Write out every entry exactly as it appears.

DATA PROVIDED ▸
▬▬▬
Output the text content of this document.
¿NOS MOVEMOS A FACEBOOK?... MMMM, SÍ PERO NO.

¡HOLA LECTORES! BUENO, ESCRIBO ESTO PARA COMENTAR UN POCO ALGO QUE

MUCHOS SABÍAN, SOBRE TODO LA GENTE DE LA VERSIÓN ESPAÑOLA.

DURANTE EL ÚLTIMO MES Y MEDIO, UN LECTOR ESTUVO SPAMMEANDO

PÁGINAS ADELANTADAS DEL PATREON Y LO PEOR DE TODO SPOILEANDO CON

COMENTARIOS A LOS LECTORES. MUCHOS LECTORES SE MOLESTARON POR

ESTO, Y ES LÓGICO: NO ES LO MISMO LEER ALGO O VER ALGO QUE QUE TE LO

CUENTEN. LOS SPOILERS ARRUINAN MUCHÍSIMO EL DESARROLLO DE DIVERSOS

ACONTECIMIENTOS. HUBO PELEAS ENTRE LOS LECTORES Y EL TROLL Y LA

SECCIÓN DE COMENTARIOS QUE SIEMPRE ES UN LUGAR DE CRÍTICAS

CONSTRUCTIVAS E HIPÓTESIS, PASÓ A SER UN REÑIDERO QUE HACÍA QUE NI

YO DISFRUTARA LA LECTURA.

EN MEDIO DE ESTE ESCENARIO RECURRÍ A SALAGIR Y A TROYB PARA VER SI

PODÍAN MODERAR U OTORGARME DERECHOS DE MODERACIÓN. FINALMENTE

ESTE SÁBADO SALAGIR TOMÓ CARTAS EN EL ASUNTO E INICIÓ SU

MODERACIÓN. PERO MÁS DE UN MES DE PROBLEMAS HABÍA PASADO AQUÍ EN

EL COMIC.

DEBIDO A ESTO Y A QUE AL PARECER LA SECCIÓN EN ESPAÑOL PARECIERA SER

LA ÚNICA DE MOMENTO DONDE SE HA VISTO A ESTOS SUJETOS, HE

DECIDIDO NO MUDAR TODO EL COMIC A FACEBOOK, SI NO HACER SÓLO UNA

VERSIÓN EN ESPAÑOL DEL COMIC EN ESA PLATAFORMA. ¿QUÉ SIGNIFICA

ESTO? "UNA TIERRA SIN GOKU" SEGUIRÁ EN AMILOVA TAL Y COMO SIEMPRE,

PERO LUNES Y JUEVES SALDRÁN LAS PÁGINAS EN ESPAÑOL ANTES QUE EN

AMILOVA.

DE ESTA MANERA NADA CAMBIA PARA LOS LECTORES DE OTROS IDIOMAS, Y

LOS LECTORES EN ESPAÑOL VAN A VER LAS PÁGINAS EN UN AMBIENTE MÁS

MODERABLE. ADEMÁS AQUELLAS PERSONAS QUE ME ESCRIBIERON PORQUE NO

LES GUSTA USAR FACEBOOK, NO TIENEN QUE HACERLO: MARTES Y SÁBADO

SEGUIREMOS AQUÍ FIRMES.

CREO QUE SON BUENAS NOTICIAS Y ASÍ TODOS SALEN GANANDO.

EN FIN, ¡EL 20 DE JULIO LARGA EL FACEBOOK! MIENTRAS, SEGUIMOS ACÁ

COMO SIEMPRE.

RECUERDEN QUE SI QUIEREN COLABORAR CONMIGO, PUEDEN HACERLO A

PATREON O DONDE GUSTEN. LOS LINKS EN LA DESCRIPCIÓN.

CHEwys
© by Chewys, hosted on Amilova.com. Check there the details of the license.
▬▬▬
TASK RESULT ▸
Output the text content of this document.
¿NOS MOVEMOS A FACEBOOK?... MMMM, SÍ PERO NO.

¡HOLA LECTORES! BUENO, ESCRIBO ESTO PARA COMENTAR UN POCO ALGO QUE

MUCHOS SABÍAN, SOBRE TODO LA GENTE DE LA VERSIÓN ESPAÑOLA.

DURANTE EL ÚLTIMO MES Y MEDIO, UN LECTOR ESTUVO SPAMMEANDO

PÁGINAS ADELANTADAS DEL PATREON Y LO PEOR DE TODO SPOILEANDO CON

COMENTARIOS A LOS LECTORES. MUCHOS LECTORES SE MOLESTARON POR

ESTO, Y ES LÓGICO: NO ES LO MISMO LEER ALGO O VER ALGO QUE QUE TE LO

CUENTEN. LOS SPOILERS ARRUINAN MUCHÍSIMO EL DESARROLLO DE DIVERSOS

ACONTECIMIENTOS. HUBO PELEAS ENTRE LOS LECTORES Y EL TROLL Y LA

SECCIÓN DE COMENTARIOS QUE SIEMPRE ES UN LUGAR DE CRÍTICAS

CONSTRUCTIVAS E HIPÓTESIS, PASÓ A SER UN REÑIDERO QUE HACÍA QUE NI

YO DISFRUTARA LA LECTURA.

EN MEDIO DE ESTE ESCENARIO RECURRÍ A SALAGIR Y A TROYB PARA VER SI

PODÍAN MODERAR U OTORGARME DERECHOS DE MODERACIÓN. FINALMENTE

ESTE SÁBADO SALAGIR TOMÓ CARTAS EN EL ASUNTO E INICIÓ SU

MODERACIÓN. PERO MÁS DE UN MES DE PROBLEMAS HABÍA PASADO AQUÍ EN

EL COMIC.

DEBIDO A ESTO Y A QUE AL PARECER LA SECCIÓN EN ESPAÑOL PARECIERA SER

LA ÚNICA DE MOMENTO DONDE SE HA VISTO A ESTOS SUJETOS, HE

DECIDIDO NO MUDAR TODO EL COMIC A FACEBOOK, SI NO HACER SÓLO UNA

VERSIÓN EN ESPAÑOL DEL COMIC EN ESA PLATAFORMA. ¿QUÉ SIGNIFICA

ESTO? "UNA TIERRA SIN GOKU" SEGUIRÁ EN AMILOVA TAL Y COMO SIEMPRE,

PERO LUNES Y JUEVES SALDRÁN LAS PÁGINAS EN ESPAÑOL ANTES QUE EN

AMILOVA.

DE ESTA MANERA NADA CAMBIA PARA LOS LECTORES DE OTROS IDIOMAS, Y

LOS LECTORES EN ESPAÑOL VAN A VER LAS PÁGINAS EN UN AMBIENTE MÁS

MODERABLE. ADEMÁS AQUELLAS PERSONAS QUE ME ESCRIBIERON PORQUE NO

LES GUSTA USAR FACEBOOK, NO TIENEN QUE HACERLO: MARTES Y SÁBADO

SEGUIREMOS AQUÍ FIRMES.

CREO QUE SON BUENAS NOTICIAS Y ASÍ TODOS SALEN GANANDO.

EN FIN, ¡EL 20 DE JULIO LARGA EL FACEBOOK! MIENTRAS, SEGUIMOS ACÁ

COMO SIEMPRE.

RECUERDEN QUE SI QUIEREN COLABORAR CONMIGO, PUEDEN HACERLO A

PATREON O DONDE GUSTEN. LOS LINKS EN LA DESCRIPCIÓN.

CHEwys
© by Chewys, hosted on Amilova.com. Check there the details of the license.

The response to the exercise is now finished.